EXERCISE AIM: Write out each record below exactly as it appears, with no pictures.

GIVEN DATA:

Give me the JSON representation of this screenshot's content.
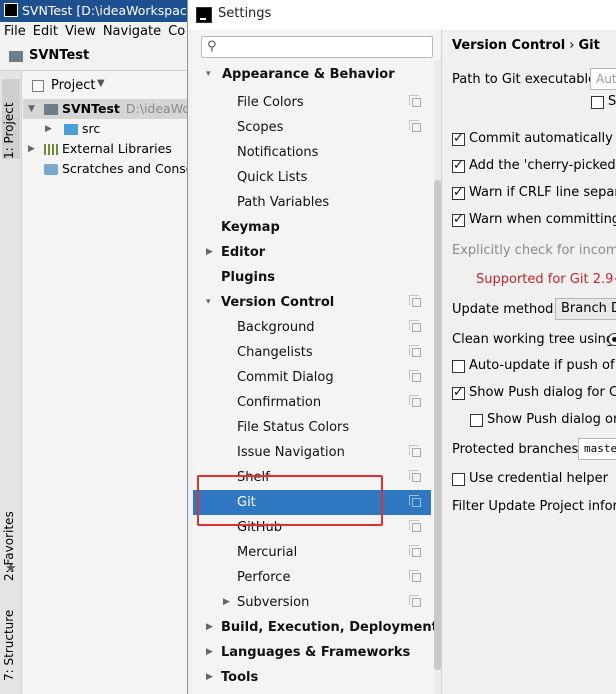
{
  "ide": {
    "title": "SVNTest [D:\\ideaWorkspace",
    "menu": [
      "File",
      "Edit",
      "View",
      "Navigate",
      "Co"
    ],
    "project_name": "SVNTest",
    "tool_tabs": {
      "project": "1: Project",
      "favorites": "2: Favorites",
      "structure": "7: Structure"
    },
    "project_panel": {
      "header": "Project",
      "tree": [
        {
          "name": "SVNTest",
          "path": "D:\\ideaWor"
        },
        {
          "name": "src"
        },
        {
          "name": "External Libraries"
        },
        {
          "name": "Scratches and Consol"
        }
      ]
    }
  },
  "dialog": {
    "title": "Settings",
    "search": {
      "value": "",
      "placeholder": ""
    },
    "nav": [
      {
        "label": "Appearance & Behavior"
      },
      {
        "label": "File Colors"
      },
      {
        "label": "Scopes"
      },
      {
        "label": "Notifications"
      },
      {
        "label": "Quick Lists"
      },
      {
        "label": "Path Variables"
      },
      {
        "label": "Keymap"
      },
      {
        "label": "Editor"
      },
      {
        "label": "Plugins"
      },
      {
        "label": "Version Control"
      },
      {
        "label": "Background"
      },
      {
        "label": "Changelists"
      },
      {
        "label": "Commit Dialog"
      },
      {
        "label": "Confirmation"
      },
      {
        "label": "File Status Colors"
      },
      {
        "label": "Issue Navigation"
      },
      {
        "label": "Shelf"
      },
      {
        "label": "Git"
      },
      {
        "label": "GitHub"
      },
      {
        "label": "Mercurial"
      },
      {
        "label": "Perforce"
      },
      {
        "label": "Subversion"
      },
      {
        "label": "Build, Execution, Deployment"
      },
      {
        "label": "Languages & Frameworks"
      },
      {
        "label": "Tools"
      }
    ],
    "selected": "Git",
    "right": {
      "breadcrumb": [
        "Version Control",
        "Git"
      ],
      "path_label": "Path to Git executable:",
      "path_value": "Auto",
      "path_check": "S",
      "checks": [
        {
          "label": "Commit automatically on",
          "checked": true
        },
        {
          "label": "Add the 'cherry-picked fr",
          "checked": true
        },
        {
          "label": "Warn if CRLF line separat",
          "checked": true
        },
        {
          "label": "Warn when committing in",
          "checked": true
        }
      ],
      "incoming_label": "Explicitly check for incoming",
      "supported_label": "Supported for Git 2.9+",
      "update_method_label": "Update method:",
      "update_method_value": "Branch De",
      "clean_tree_label": "Clean working tree using:",
      "auto_update": {
        "label": "Auto-update if push of th",
        "checked": false
      },
      "show_push": {
        "label": "Show Push dialog for Cor",
        "checked": true
      },
      "show_push_only": {
        "label": "Show Push dialog only",
        "checked": false
      },
      "protected_label": "Protected branches:",
      "protected_value": "master",
      "credential": {
        "label": "Use credential helper",
        "checked": false
      },
      "filter_label": "Filter Update Project informa"
    },
    "colors": {
      "selection": "#2f78c1",
      "supported_text": "#c0272d",
      "highlight_box": "#e0302f",
      "muted_text": "#8a8a8a"
    }
  }
}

FULL RESPONSE:
Give me the JSON representation of this screenshot's content.
{
  "ide": {
    "title": "SVNTest [D:\\ideaWorkspace",
    "menu": [
      "File",
      "Edit",
      "View",
      "Navigate",
      "Co"
    ],
    "project_name": "SVNTest",
    "tool_tabs": {
      "project": "1: Project",
      "favorites": "2: Favorites",
      "structure": "7: Structure"
    },
    "project_panel": {
      "header": "Project",
      "tree": [
        {
          "name": "SVNTest",
          "path": "D:\\ideaWor"
        },
        {
          "name": "src"
        },
        {
          "name": "External Libraries"
        },
        {
          "name": "Scratches and Consol"
        }
      ]
    }
  },
  "dialog": {
    "title": "Settings",
    "search": {
      "value": "",
      "placeholder": ""
    },
    "nav": [
      {
        "label": "Appearance & Behavior"
      },
      {
        "label": "File Colors"
      },
      {
        "label": "Scopes"
      },
      {
        "label": "Notifications"
      },
      {
        "label": "Quick Lists"
      },
      {
        "label": "Path Variables"
      },
      {
        "label": "Keymap"
      },
      {
        "label": "Editor"
      },
      {
        "label": "Plugins"
      },
      {
        "label": "Version Control"
      },
      {
        "label": "Background"
      },
      {
        "label": "Changelists"
      },
      {
        "label": "Commit Dialog"
      },
      {
        "label": "Confirmation"
      },
      {
        "label": "File Status Colors"
      },
      {
        "label": "Issue Navigation"
      },
      {
        "label": "Shelf"
      },
      {
        "label": "Git"
      },
      {
        "label": "GitHub"
      },
      {
        "label": "Mercurial"
      },
      {
        "label": "Perforce"
      },
      {
        "label": "Subversion"
      },
      {
        "label": "Build, Execution, Deployment"
      },
      {
        "label": "Languages & Frameworks"
      },
      {
        "label": "Tools"
      }
    ],
    "selected": "Git",
    "right": {
      "breadcrumb": [
        "Version Control",
        "Git"
      ],
      "path_label": "Path to Git executable:",
      "path_value": "Auto",
      "path_check": "S",
      "checks": [
        {
          "label": "Commit automatically on",
          "checked": true
        },
        {
          "label": "Add the 'cherry-picked fr",
          "checked": true
        },
        {
          "label": "Warn if CRLF line separat",
          "checked": true
        },
        {
          "label": "Warn when committing in",
          "checked": true
        }
      ],
      "incoming_label": "Explicitly check for incoming",
      "supported_label": "Supported for Git 2.9+",
      "update_method_label": "Update method:",
      "update_method_value": "Branch De",
      "clean_tree_label": "Clean working tree using:",
      "auto_update": {
        "label": "Auto-update if push of th",
        "checked": false
      },
      "show_push": {
        "label": "Show Push dialog for Cor",
        "checked": true
      },
      "show_push_only": {
        "label": "Show Push dialog only",
        "checked": false
      },
      "protected_label": "Protected branches:",
      "protected_value": "master",
      "credential": {
        "label": "Use credential helper",
        "checked": false
      },
      "filter_label": "Filter Update Project informa"
    },
    "colors": {
      "selection": "#2f78c1",
      "supported_text": "#c0272d",
      "highlight_box": "#e0302f",
      "muted_text": "#8a8a8a"
    }
  }
}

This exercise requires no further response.